No obstante, este marco político-económico con ser preocupante para cualquier ciudadano conocedor del país y de los venezolanos, no conforma mi reflexión de hoy.

Conozco muy especialmente a militares venezolanos. Mi primer contacto con ellos lo tuve en nuestra Escuela de Estado Mayor de Madrid en la que durante dos años convivimos con tres magníficos oficiales venezolanos: cultos, bien armados intelectualmente, buenos profesionales. Tras una breve misión en una fluctuante frontera amazónica que comparte Venezuela con Brasil, mi siguiente contacto fue más operativo y cercano. En el marco de ONUCA, la Misión de Naciones Unidas para Centroamérica que dirigió el general español Agustín Quesada, un Batallón de Paracaidista venezolano (VENBAT) llegaba a aeropuertos de las capitales de Honduras y Nicaragua a finales de Abril de 1990 y se distribuía en apoyo de los Centros de Verificación que la misión desplegó en Nicaragua para facilitar el desmantelamiento de la «contra», el movimiento que llevaba una década luchando contra el régimen sandinista, con el indiscutible apoyo de los EE.UU. Se unía esta unidad al buen grupo de observadores militares venezolanos ya desplegados en la misión.

Tajantemente, si no hubiese sido por esta unidad de combate venezolana, dieciséis desarmados observadores de NN.UU,–Irlanda, Suecia, Ecuador, España–, una oficina de la OEA y un hospital de la Organización Mundial de la Salud (OMS/OPS) desplegados en El Almendro, un centro ubicado al sur de Nicaragua cercano a la frontera con Costa Rica que concentró a más de seis mil ex combatientes, no hubiera cumplido su misión. En lenguaje figurado diría: «Nos hubieran comido vivos a todos».

Dejo constancia de mi reconocimiento a su disciplina, a su disponibilidad todo tiempo, todo lugar. En conversaciones privadas –estamos en los años 1990-1991– ya se hablaba del golpe de estado frustrado de la base de Maracai, de la que procedía el Batallón. No recuerdo que ya sonase el nombre de Chávez.

## Datos proporcionados:
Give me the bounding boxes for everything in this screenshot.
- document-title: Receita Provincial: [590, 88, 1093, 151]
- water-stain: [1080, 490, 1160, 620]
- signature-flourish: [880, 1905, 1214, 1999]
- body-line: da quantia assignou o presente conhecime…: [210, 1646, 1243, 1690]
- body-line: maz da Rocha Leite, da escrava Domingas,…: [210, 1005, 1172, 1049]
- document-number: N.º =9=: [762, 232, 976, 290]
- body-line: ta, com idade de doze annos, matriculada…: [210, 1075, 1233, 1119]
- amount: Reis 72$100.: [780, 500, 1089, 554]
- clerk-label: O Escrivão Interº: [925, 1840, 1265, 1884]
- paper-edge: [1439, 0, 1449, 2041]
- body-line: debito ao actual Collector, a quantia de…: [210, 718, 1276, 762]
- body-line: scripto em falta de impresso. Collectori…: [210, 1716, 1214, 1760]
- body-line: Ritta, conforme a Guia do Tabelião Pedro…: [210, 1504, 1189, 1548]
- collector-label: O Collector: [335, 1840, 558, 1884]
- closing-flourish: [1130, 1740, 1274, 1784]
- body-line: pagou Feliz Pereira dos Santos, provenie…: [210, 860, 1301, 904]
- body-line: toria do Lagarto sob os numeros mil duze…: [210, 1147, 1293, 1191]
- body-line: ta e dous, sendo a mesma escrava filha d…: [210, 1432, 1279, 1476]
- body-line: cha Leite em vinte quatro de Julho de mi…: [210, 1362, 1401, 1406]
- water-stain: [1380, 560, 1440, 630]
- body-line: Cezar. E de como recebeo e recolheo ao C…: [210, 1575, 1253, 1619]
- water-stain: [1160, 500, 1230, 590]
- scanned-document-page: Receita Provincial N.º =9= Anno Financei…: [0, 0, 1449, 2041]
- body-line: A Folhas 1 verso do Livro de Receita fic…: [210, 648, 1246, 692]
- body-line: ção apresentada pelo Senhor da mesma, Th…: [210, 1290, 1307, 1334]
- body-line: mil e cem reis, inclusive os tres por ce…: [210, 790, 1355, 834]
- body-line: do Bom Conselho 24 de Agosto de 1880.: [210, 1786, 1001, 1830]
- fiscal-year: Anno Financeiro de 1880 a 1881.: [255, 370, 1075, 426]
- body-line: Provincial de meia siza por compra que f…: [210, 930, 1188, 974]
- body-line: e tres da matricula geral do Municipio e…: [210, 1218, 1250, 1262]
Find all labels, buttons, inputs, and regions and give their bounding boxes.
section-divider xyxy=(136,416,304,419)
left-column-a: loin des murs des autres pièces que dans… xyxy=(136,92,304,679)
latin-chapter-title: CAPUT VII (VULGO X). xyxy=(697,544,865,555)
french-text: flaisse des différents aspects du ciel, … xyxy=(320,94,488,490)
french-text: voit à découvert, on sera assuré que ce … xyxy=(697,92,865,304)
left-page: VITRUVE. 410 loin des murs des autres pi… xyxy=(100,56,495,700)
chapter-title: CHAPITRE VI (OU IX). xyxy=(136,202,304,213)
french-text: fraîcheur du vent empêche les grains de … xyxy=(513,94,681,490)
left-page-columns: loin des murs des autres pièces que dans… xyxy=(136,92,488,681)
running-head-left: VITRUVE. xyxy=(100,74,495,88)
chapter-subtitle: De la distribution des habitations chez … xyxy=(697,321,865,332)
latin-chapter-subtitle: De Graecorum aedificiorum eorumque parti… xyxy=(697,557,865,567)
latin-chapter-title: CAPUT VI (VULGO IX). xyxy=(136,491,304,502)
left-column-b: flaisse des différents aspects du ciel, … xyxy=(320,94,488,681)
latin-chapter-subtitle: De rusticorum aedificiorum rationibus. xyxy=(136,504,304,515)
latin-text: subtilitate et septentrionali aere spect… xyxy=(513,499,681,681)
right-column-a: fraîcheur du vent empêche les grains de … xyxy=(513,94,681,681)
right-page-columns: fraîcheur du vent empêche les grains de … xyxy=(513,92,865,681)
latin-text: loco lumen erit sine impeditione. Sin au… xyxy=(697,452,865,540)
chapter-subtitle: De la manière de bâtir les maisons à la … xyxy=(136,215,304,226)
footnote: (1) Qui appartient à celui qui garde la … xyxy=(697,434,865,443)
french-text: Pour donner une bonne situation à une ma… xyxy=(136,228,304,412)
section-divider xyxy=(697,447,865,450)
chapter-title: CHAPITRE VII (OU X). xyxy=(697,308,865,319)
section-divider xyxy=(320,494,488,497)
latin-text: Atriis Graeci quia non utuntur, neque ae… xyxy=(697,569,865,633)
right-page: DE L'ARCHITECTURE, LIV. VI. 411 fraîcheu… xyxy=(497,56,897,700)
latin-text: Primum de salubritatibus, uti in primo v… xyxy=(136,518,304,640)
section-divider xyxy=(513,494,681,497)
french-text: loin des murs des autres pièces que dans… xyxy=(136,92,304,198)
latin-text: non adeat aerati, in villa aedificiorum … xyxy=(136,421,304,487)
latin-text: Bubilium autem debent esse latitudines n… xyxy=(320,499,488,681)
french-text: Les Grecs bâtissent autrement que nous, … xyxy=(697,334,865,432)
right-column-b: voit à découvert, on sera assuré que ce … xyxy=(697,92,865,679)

## Ejercicios:
a: Responde a partir del texto sobre los militares venezolanos:
(i) ¿En qué lugar tuvo quien escribe su primer contacto con militares venezolanos?
(ii) ¿Quién dirigió ONUCA?
(iii) ¿Cuántos ex combatientes concentró El Almendro?
b: Traduce al inglés esta oración del texto sobre los militares venezolanos: «En lenguaje figurado diría: «Nos hubieran comido vivos a todos».»
c: Transcribe sin cambios el fragmento del texto sobre los militares venezolanos que va desde "Tajantemente, si no" hasta "nombre de Chávez.".

## Soluciones:
a:
(i) En la Escuela de Estado Mayor de Madrid.
(ii) El general español Agustín Quesada.
(iii) Más de seis mil.

b: In figurative language I would say: "They would have eaten us all alive."

c:
Tajantemente, si no hubiese sido por esta unidad de combate venezolana, dieciséis desarmados observadores de NN.UU,–Irlanda, Suecia, Ecuador, España–, una oficina de la OEA y un hospital de la Organización Mundial de la Salud (OMS/OPS) desplegados en El Almendro, un centro ubicado al sur de Nicaragua cercano a la frontera con Costa Rica que concentró a más de seis mil ex combatientes, no hubiera cumplido su misión. En lenguaje figurado diría: «Nos hubieran comido vivos a todos».

Dejo constancia de mi reconocimiento a su disciplina, a su disponibilidad todo tiempo, todo lugar. En conversaciones privadas –estamos en los años 1990-1991– ya se hablaba del golpe de estado frustrado de la base de Maracai, de la que procedía el Batallón. No recuerdo que ya sonase el nombre de Chávez.